> **OBJECTIVE**
From the entries below, count the lines with "color". Write only the count.

> **DATA PROVIDED**

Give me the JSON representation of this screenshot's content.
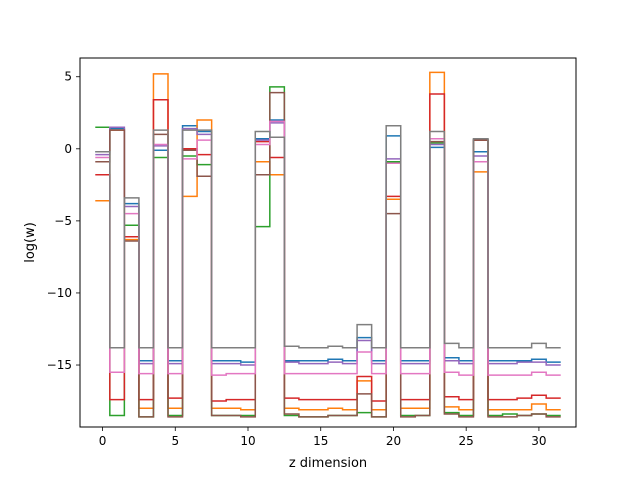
{
  "chart_data": {
    "type": "line",
    "style": "step",
    "title": "",
    "xlabel": "z dimension",
    "ylabel": "log(w)",
    "xlim": [
      -1.55,
      32.55
    ],
    "ylim": [
      -19.3,
      6.3
    ],
    "xticks": [
      0,
      5,
      10,
      15,
      20,
      25,
      30
    ],
    "yticks": [
      5,
      0,
      -5,
      -10,
      -15
    ],
    "ytick_labels": [
      "5",
      "0",
      "−5",
      "−10",
      "−15"
    ],
    "grid": false,
    "legend": "none",
    "x": [
      0,
      1,
      2,
      3,
      4,
      5,
      6,
      7,
      8,
      9,
      10,
      11,
      12,
      13,
      14,
      15,
      16,
      17,
      18,
      19,
      20,
      21,
      22,
      23,
      24,
      25,
      26,
      27,
      28,
      29,
      30,
      31
    ],
    "series": [
      {
        "color": "#1f77b4",
        "values": [
          -0.2,
          1.4,
          -3.8,
          -14.7,
          -0.1,
          -14.7,
          1.6,
          1.2,
          -14.7,
          -14.7,
          -14.8,
          0.7,
          2.0,
          -14.7,
          -14.7,
          -14.7,
          -14.6,
          -14.7,
          -13.1,
          -14.7,
          0.9,
          -14.7,
          -14.7,
          0.1,
          -14.5,
          -14.7,
          -0.2,
          -14.7,
          -14.7,
          -14.7,
          -14.6,
          -14.8
        ]
      },
      {
        "color": "#ff7f0e",
        "values": [
          -3.6,
          1.3,
          -6.3,
          -18.0,
          5.2,
          -18.0,
          -3.3,
          2.0,
          -18.0,
          -18.0,
          -18.1,
          -0.9,
          -1.8,
          -18.0,
          -18.1,
          -18.1,
          -18.0,
          -18.1,
          -16.1,
          -18.1,
          -3.5,
          -18.0,
          -18.0,
          5.3,
          -17.9,
          -18.1,
          -1.6,
          -18.1,
          -18.1,
          -18.1,
          -17.7,
          -18.1
        ]
      },
      {
        "color": "#2ca02c",
        "values": [
          1.5,
          -18.5,
          -5.3,
          -18.6,
          -0.6,
          -18.5,
          -0.5,
          -1.1,
          -18.5,
          -18.5,
          -18.5,
          -5.4,
          4.3,
          -18.5,
          -18.6,
          -18.6,
          -18.5,
          -18.5,
          -18.3,
          -18.6,
          -0.9,
          -18.5,
          -18.5,
          0.4,
          -18.3,
          -18.5,
          0.6,
          -18.5,
          -18.4,
          -18.5,
          -18.4,
          -18.5
        ]
      },
      {
        "color": "#d62728",
        "values": [
          -1.8,
          -17.4,
          -6.1,
          -17.4,
          3.4,
          -17.3,
          0.0,
          -0.4,
          -17.5,
          -17.4,
          -17.4,
          0.5,
          -0.6,
          -17.3,
          -17.4,
          -17.4,
          -17.4,
          -17.4,
          -15.8,
          -17.5,
          -3.3,
          -17.4,
          -17.4,
          3.8,
          -17.2,
          -17.4,
          0.6,
          -17.4,
          -17.4,
          -17.3,
          -17.1,
          -17.3
        ]
      },
      {
        "color": "#9467bd",
        "values": [
          -0.4,
          1.5,
          -4.0,
          -14.9,
          0.2,
          -14.9,
          1.4,
          1.0,
          -14.9,
          -14.9,
          -15.0,
          0.6,
          1.8,
          -14.8,
          -14.9,
          -14.9,
          -14.8,
          -14.9,
          -13.3,
          -14.9,
          -0.7,
          -14.9,
          -14.9,
          0.3,
          -14.7,
          -14.9,
          -0.5,
          -14.9,
          -14.9,
          -14.8,
          -14.8,
          -15.0
        ]
      },
      {
        "color": "#8c564b",
        "values": [
          -0.9,
          1.3,
          -6.4,
          -18.6,
          1.0,
          -18.6,
          -0.1,
          -1.9,
          -18.5,
          -18.5,
          -18.6,
          -1.8,
          3.9,
          -18.4,
          -18.6,
          -18.6,
          -18.5,
          -18.5,
          -17.0,
          -18.6,
          -4.5,
          -18.6,
          -18.5,
          0.5,
          -18.4,
          -18.6,
          0.6,
          -18.6,
          -18.6,
          -18.5,
          -18.4,
          -18.6
        ]
      },
      {
        "color": "#e377c2",
        "values": [
          -0.6,
          -15.5,
          -4.5,
          -15.6,
          0.3,
          -15.6,
          -0.7,
          0.6,
          -15.7,
          -15.6,
          -15.6,
          0.3,
          1.9,
          -15.6,
          -15.6,
          -15.6,
          -15.6,
          -15.6,
          -14.1,
          -15.6,
          -1.0,
          -15.6,
          -15.6,
          0.7,
          -15.5,
          -15.7,
          -0.9,
          -15.7,
          -15.7,
          -15.7,
          -15.5,
          -15.7
        ]
      },
      {
        "color": "#7f7f7f",
        "values": [
          -0.2,
          -13.8,
          -3.4,
          -13.8,
          1.3,
          -13.8,
          1.3,
          1.3,
          -13.8,
          -13.8,
          -13.8,
          1.2,
          0.8,
          -13.7,
          -13.8,
          -13.8,
          -13.7,
          -13.8,
          -12.2,
          -13.8,
          1.6,
          -13.8,
          -13.8,
          1.2,
          -13.5,
          -13.8,
          0.7,
          -13.8,
          -13.8,
          -13.8,
          -13.5,
          -13.8
        ]
      }
    ]
  }
}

> **TASK RESULT**
8